* [Data records]:
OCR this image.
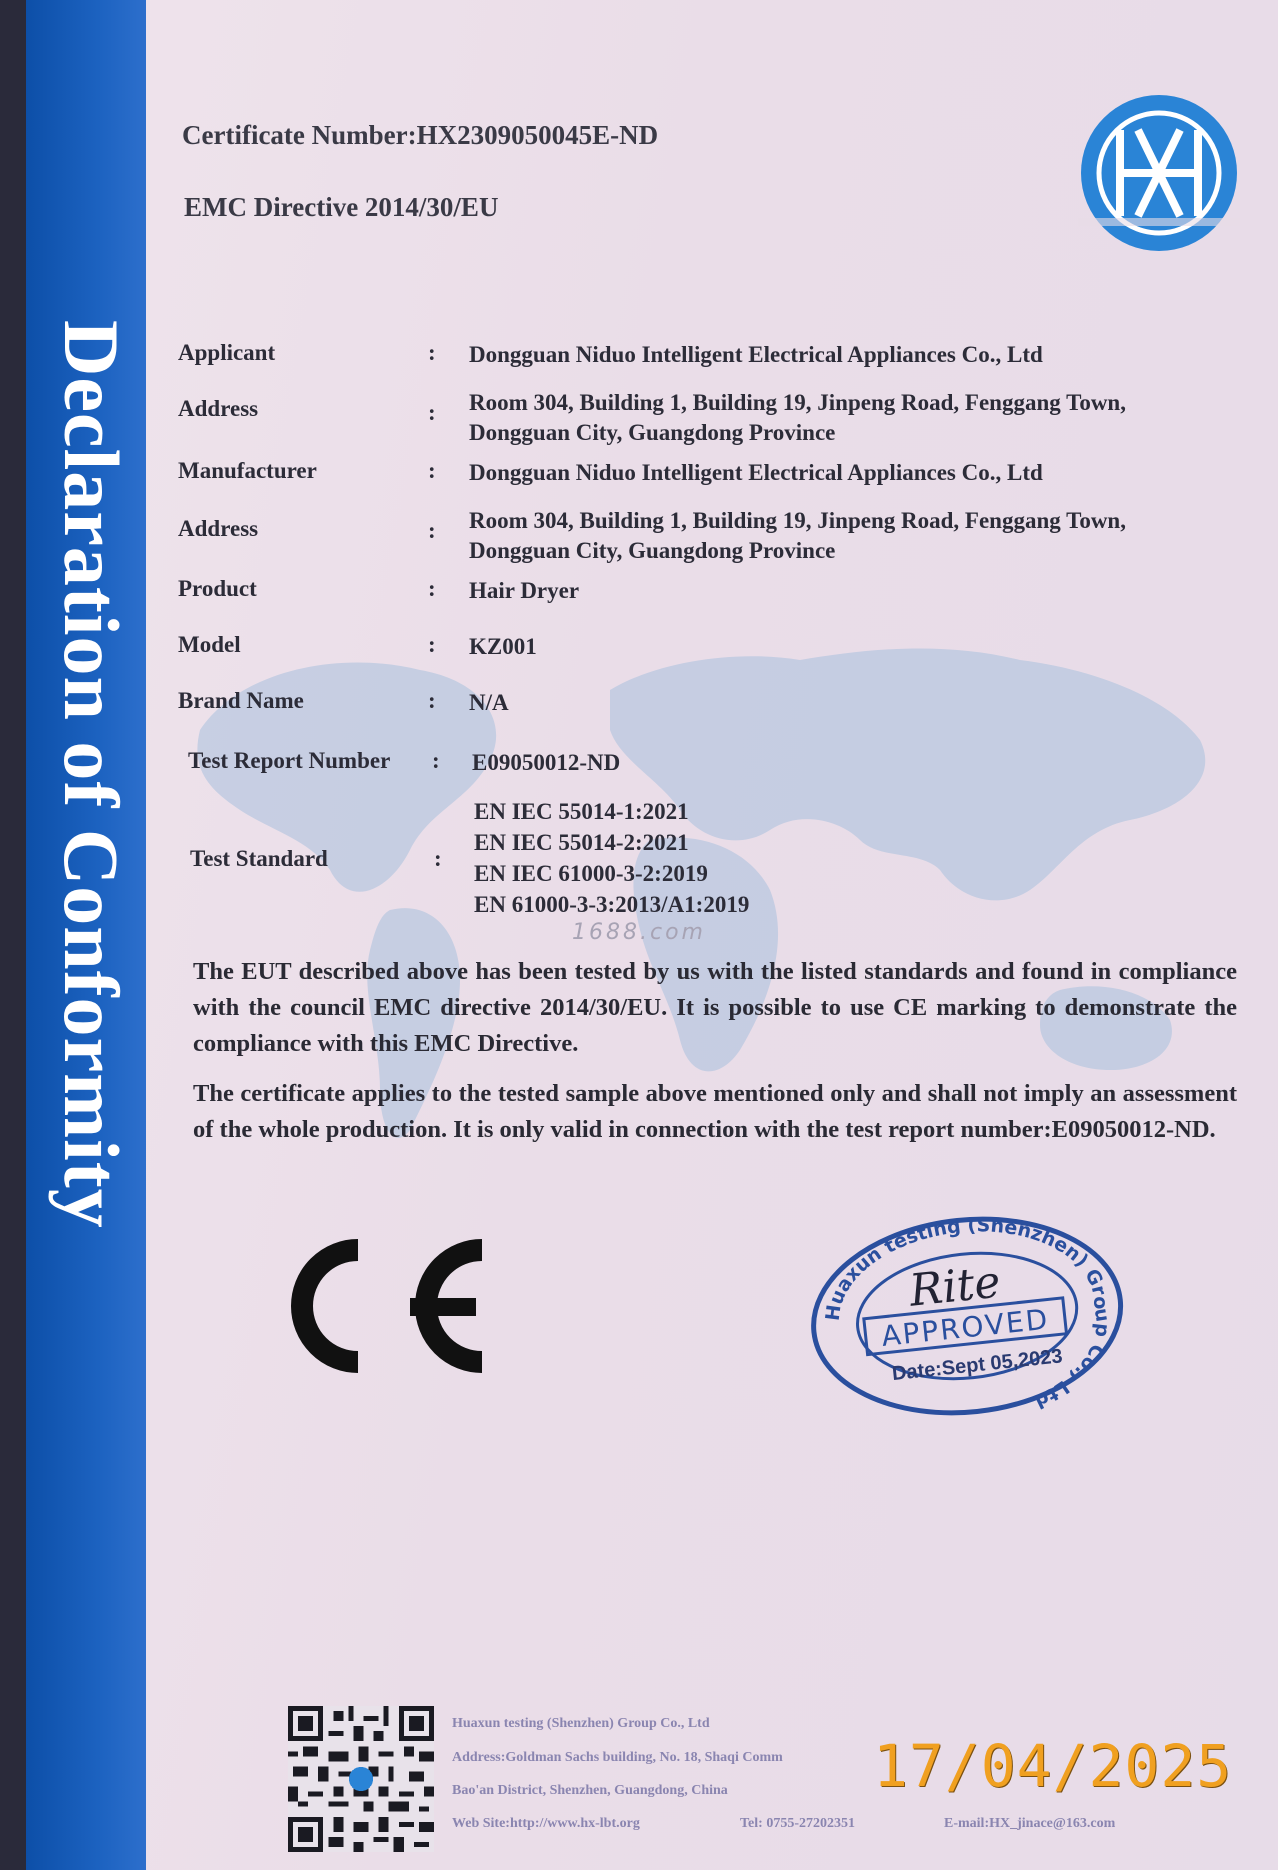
Declaration of Conformity
Certificate Number:HX2309050045E-ND
EMC Directive 2014/30/EU
Applicant	: Dongguan Niduo Intelligent Electrical Appliances Co., Ltd
Address	: Room 304, Building 1, Building 19, Jinpeng Road, Fenggang Town,
Dongguan City, Guangdong Province
Manufacturer	: Dongguan Niduo Intelligent Electrical Appliances Co., Ltd
Address	: Room 304, Building 1, Building 19, Jinpeng Road, Fenggang Town,
Dongguan City, Guangdong Province
Product	: Hair Dryer
Model	: KZ001
Brand Name	: N/A
Test Report Number : E09050012-ND
Test Standard	:
EN IEC 55014-1:2021
EN IEC 55014-2:2021
EN IEC 61000-3-2:2019
EN 61000-3-3:2013/A1:2019
1688.com
The EUT described above has been tested by us with the listed standards and found in compliance with the council EMC directive 2014/30/EU. It is possible to use CE marking to demonstrate the compliance with this EMC Directive.
The certificate applies to the tested sample above mentioned only and shall not imply an assessment of the whole production. It is only valid in connection with the test report number:E09050012-ND.
Huaxun testing (Shenzhen) Group Co., Ltd
Rite
APPROVED
Date:Sept 05,2023
Huaxun testing (Shenzhen) Group Co., Ltd
Address:Goldman Sachs building, No. 18, Shaqi Comm
Bao'an District, Shenzhen, Guangdong, China
Web Site:http://www.hx-lbt.org	Tel: 0755-27202351	E-mail:HX_jinace@163.com
17/04/2025
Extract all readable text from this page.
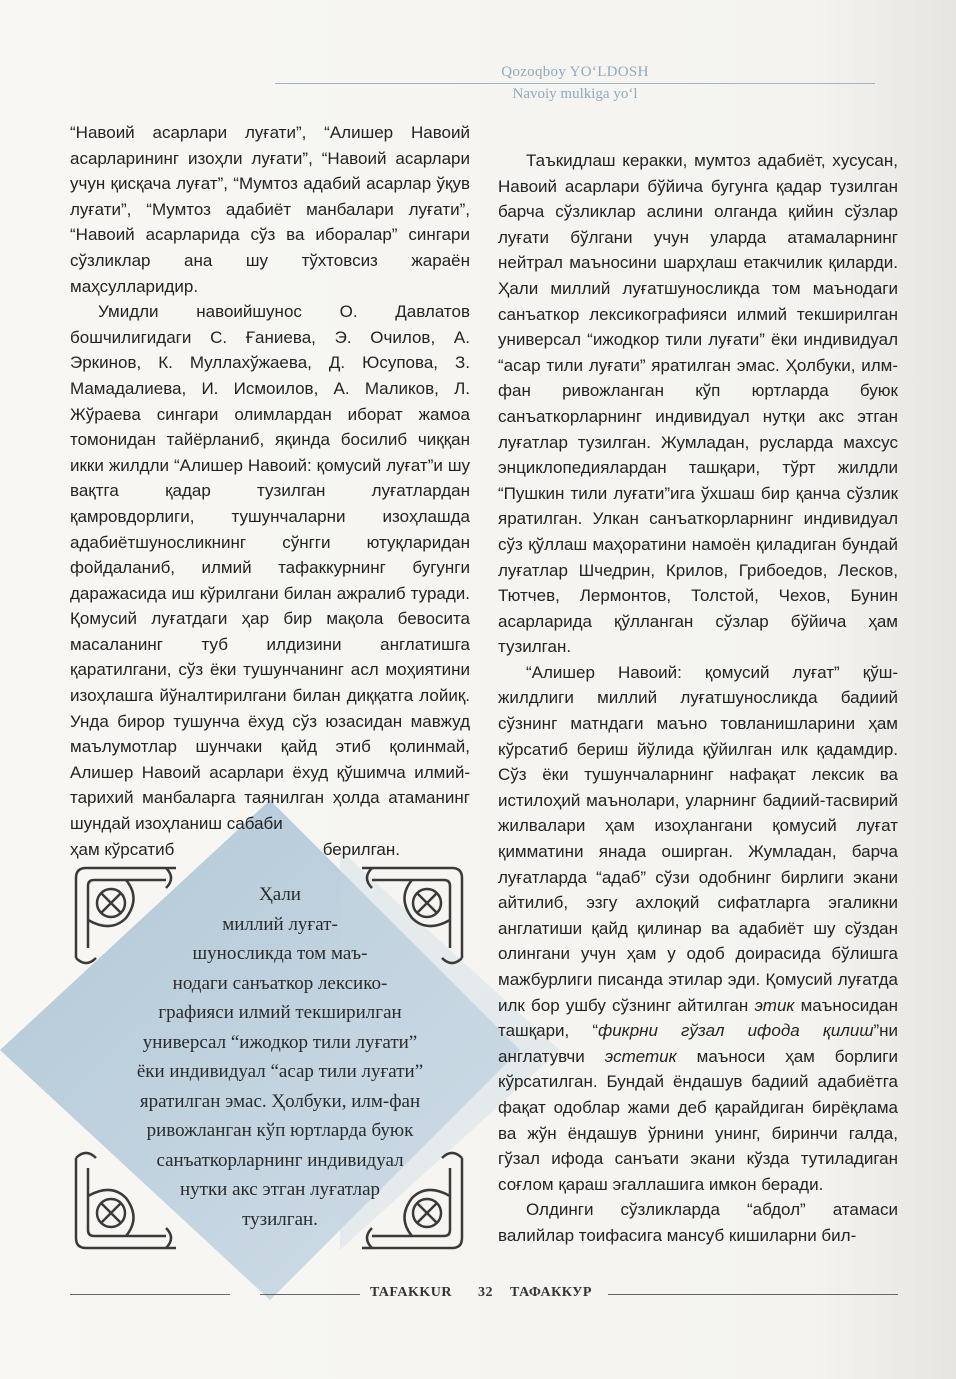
Qozoqboy YO‘LDOSH
Navoiy mulkiga yo‘l

“Навоий асарлари луғати”, “Алишер Навоий асарларининг изоҳли луғати”, “Навоий асарлари учун қисқача луғат”, “Мумтоз адабий асарлар ўқув луғати”, “Мумтоз адабиёт манбалари луғати”, “Навоий асарларида сўз ва иборалар” сингари сўзликлар ана шу тўхтовсиз жараён маҳсулларидир.

Умидли навоийшунос О. Давлатов бошчилигидаги С. Ғаниева, Э. Очилов, А. Эркинов, К. Муллахўжаева, Д. Юсупова, З. Мамадалиева, И. Исмоилов, А. Маликов, Л. Жўраева сингари олимлардан иборат жамоа томонидан тайёрланиб, яқинда босилиб чиққан икки жилдли “Алишер Навоий: қомусий луғат”и шу вақтга қадар тузилган луғатлардан қамровдорлиги, тушунчаларни изоҳлашда адабиётшуносликнинг сўнгги ютуқларидан фойдаланиб, илмий тафаккурнинг бугунги даражасида иш кўрилгани билан ажралиб туради. Қомусий луғатдаги ҳар бир мақола бевосита масаланинг туб илдизини англатишга қаратилгани, сўз ёки тушунчанинг асл моҳиятини изоҳлашга йўналтирилгани билан диққатга лойиқ. Унда бирор тушунча ёхуд сўз юзасидан мавжуд маълумотлар шунчаки қайд этиб қолинмай, Алишер Навоий асарлари ёхуд қўшимча илмий-тарихий манбаларга таянилган ҳолда атаманинг шундай изоҳланиш сабаби

ҳам кўрсатиб	берилган.

Таъкидлаш керакки, мумтоз адабиёт, хусусан, Навоий асарлари бўйича бугунга қадар тузилган барча сўзликлар аслини олганда қийин сўзлар луғати бўлгани учун уларда атамаларнинг нейтрал маъносини шарҳлаш етакчилик қиларди. Ҳали миллий луғатшуносликда том маънодаги санъаткор лексикографияси илмий текширилган универсал “ижодкор тили луғати” ёки индивидуал “асар тили луғати” яратилган эмас. Ҳолбуки, илм-фан ривожланган кўп юртларда буюк санъаткорларнинг индивидуал нутқи акс этган луғатлар тузилган. Жумладан, русларда махсус энциклопедиялардан ташқари, тўрт жилдли “Пушкин тили луғати”ига ўхшаш бир қанча сўзлик яратилган. Улкан санъаткорларнинг индивидуал сўз қўллаш маҳоратини намоён қиладиган бундай луғатлар Шчедрин, Крилов, Грибоедов, Лесков, Тютчев, Лермонтов, Толстой, Чехов, Бунин асарларида қўлланган сўзлар бўйича ҳам тузилган.

“Алишер Навоий: қомусий луғат” қўш-жилдлиги миллий луғатшуносликда бадиий сўзнинг матндаги маъно товланишларини ҳам кўрсатиб бериш йўлида қўйилган илк қадамдир. Сўз ёки тушунчаларнинг нафақат лексик ва истилоҳий маънолари, уларнинг бадиий-тасвирий жилвалари ҳам изоҳлангани қомусий луғат қимматини янада оширган. Жумладан, барча луғатларда “адаб” сўзи одобнинг бирлиги экани айтилиб, эзгу ахлоқий сифатларга эгаликни англатиши қайд қилинар ва адабиёт шу сўздан олингани учун ҳам у одоб доирасида бўлишга мажбурлиги писанда этилар эди. Қомусий луғатда илк бор ушбу сўзнинг айтилган этик маъносидан ташқари, “фикрни гўзал ифода қилиш”ни англатувчи эстетик маъноси ҳам борлиги кўрсатилган. Бундай ёндашув бадиий адабиётга фақат одоблар жами деб қарайдиган бирёқлама ва жўн ёндашув ўрнини унинг, биринчи галда, гўзал ифода санъати экани кўзда тутиладиган соғлом қараш эгаллашига имкон беради.

Олдинги сўзликларда “абдол” атамаси валийлар тоифасига мансуб кишиларни бил-

Ҳали
миллий луғат-
шуносликда том маъ-
нодаги санъаткор лексико-
графияси илмий текширилган
универсал “ижодкор тили луғати”
ёки индивидуал “асар тили луғати”
яратилган эмас. Ҳолбуки, илм-фан
ривожланган кўп юртларда буюк
санъаткорларнинг индивидуал
нутки акс этган луғатлар
тузилган.
TAFAKKUR 32 ТАФАККУР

* [GIVEN INSTRUCTION]:
Copy the records above exactly. The pictures are not part of the copy.

* [WRITTEN SOLUTION]:
OCR this image.
Declaration of Conformity
Certificate Number:HX2309050045E-ND
EMC Directive 2014/30/EU
Applicant	: Dongguan Niduo Intelligent Electrical Appliances Co., Ltd
Address	: Room 304, Building 1, Building 19, Jinpeng Road, Fenggang Town,
Dongguan City, Guangdong Province
Manufacturer	: Dongguan Niduo Intelligent Electrical Appliances Co., Ltd
Address	: Room 304, Building 1, Building 19, Jinpeng Road, Fenggang Town,
Dongguan City, Guangdong Province
Product	: Hair Dryer
Model	: KZ001
Brand Name	: N/A
Test Report Number : E09050012-ND
Test Standard	:
EN IEC 55014-1:2021
EN IEC 55014-2:2021
EN IEC 61000-3-2:2019
EN 61000-3-3:2013/A1:2019
1688.com
The EUT described above has been tested by us with the listed standards and found in compliance with the council EMC directive 2014/30/EU. It is possible to use CE marking to demonstrate the compliance with this EMC Directive.
The certificate applies to the tested sample above mentioned only and shall not imply an assessment of the whole production. It is only valid in connection with the test report number:E09050012-ND.
Huaxun testing (Shenzhen) Group Co., Ltd
Rite
APPROVED
Date:Sept 05,2023
Huaxun testing (Shenzhen) Group Co., Ltd
Address:Goldman Sachs building, No. 18, Shaqi Comm
Bao'an District, Shenzhen, Guangdong, China
Web Site:http://www.hx-lbt.org	Tel: 0755-27202351	E-mail:HX_jinace@163.com
17/04/2025
Extract all readable text from this page.
Qozoqboy YO‘LDOSH
Navoiy mulkiga yo‘l

“Навоий асарлари луғати”, “Алишер Навоий асарларининг изоҳли луғати”, “Навоий асарлари учун қисқача луғат”, “Мумтоз адабий асарлар ўқув луғати”, “Мумтоз адабиёт манбалари луғати”, “Навоий асарларида сўз ва иборалар” сингари сўзликлар ана шу тўхтовсиз жараён маҳсулларидир.

Умидли навоийшунос О. Давлатов бошчилигидаги С. Ғаниева, Э. Очилов, А. Эркинов, К. Муллахўжаева, Д. Юсупова, З. Мамадалиева, И. Исмоилов, А. Маликов, Л. Жўраева сингари олимлардан иборат жамоа томонидан тайёрланиб, яқинда босилиб чиққан икки жилдли “Алишер Навоий: қомусий луғат”и шу вақтга қадар тузилган луғатлардан қамровдорлиги, тушунчаларни изоҳлашда адабиётшуносликнинг сўнгги ютуқларидан фойдаланиб, илмий тафаккурнинг бугунги даражасида иш кўрилгани билан ажралиб туради. Қомусий луғатдаги ҳар бир мақола бевосита масаланинг туб илдизини англатишга қаратилгани, сўз ёки тушунчанинг асл моҳиятини изоҳлашга йўналтирилгани билан диққатга лойиқ. Унда бирор тушунча ёхуд сўз юзасидан мавжуд маълумотлар шунчаки қайд этиб қолинмай, Алишер Навоий асарлари ёхуд қўшимча илмий-тарихий манбаларга таянилган ҳолда атаманинг шундай изоҳланиш сабаби

ҳам кўрсатиб	берилган.

Таъкидлаш керакки, мумтоз адабиёт, хусусан, Навоий асарлари бўйича бугунга қадар тузилган барча сўзликлар аслини олганда қийин сўзлар луғати бўлгани учун уларда атамаларнинг нейтрал маъносини шарҳлаш етакчилик қиларди. Ҳали миллий луғатшуносликда том маънодаги санъаткор лексикографияси илмий текширилган универсал “ижодкор тили луғати” ёки индивидуал “асар тили луғати” яратилган эмас. Ҳолбуки, илм-фан ривожланган кўп юртларда буюк санъаткорларнинг индивидуал нутқи акс этган луғатлар тузилган. Жумладан, русларда махсус энциклопедиялардан ташқари, тўрт жилдли “Пушкин тили луғати”ига ўхшаш бир қанча сўзлик яратилган. Улкан санъаткорларнинг индивидуал сўз қўллаш маҳоратини намоён қиладиган бундай луғатлар Шчедрин, Крилов, Грибоедов, Лесков, Тютчев, Лермонтов, Толстой, Чехов, Бунин асарларида қўлланган сўзлар бўйича ҳам тузилган.

“Алишер Навоий: қомусий луғат” қўш-жилдлиги миллий луғатшуносликда бадиий сўзнинг матндаги маъно товланишларини ҳам кўрсатиб бериш йўлида қўйилган илк қадамдир. Сўз ёки тушунчаларнинг нафақат лексик ва истилоҳий маънолари, уларнинг бадиий-тасвирий жилвалари ҳам изоҳлангани қомусий луғат қимматини янада оширган. Жумладан, барча луғатларда “адаб” сўзи одобнинг бирлиги экани айтилиб, эзгу ахлоқий сифатларга эгаликни англатиши қайд қилинар ва адабиёт шу сўздан олингани учун ҳам у одоб доирасида бўлишга мажбурлиги писанда этилар эди. Қомусий луғатда илк бор ушбу сўзнинг айтилган этик маъносидан ташқари, “фикрни гўзал ифода қилиш”ни англатувчи эстетик маъноси ҳам борлиги кўрсатилган. Бундай ёндашув бадиий адабиётга фақат одоблар жами деб қарайдиган бирёқлама ва жўн ёндашув ўрнини унинг, биринчи галда, гўзал ифода санъати экани кўзда тутиладиган соғлом қараш эгаллашига имкон беради.

Олдинги сўзликларда “абдол” атамаси валийлар тоифасига мансуб кишиларни бил-

Ҳали
миллий луғат-
шуносликда том маъ-
нодаги санъаткор лексико-
графияси илмий текширилган
универсал “ижодкор тили луғати”
ёки индивидуал “асар тили луғати”
яратилган эмас. Ҳолбуки, илм-фан
ривожланган кўп юртларда буюк
санъаткорларнинг индивидуал
нутки акс этган луғатлар
тузилган.
TAFAKKUR 32 ТАФАККУР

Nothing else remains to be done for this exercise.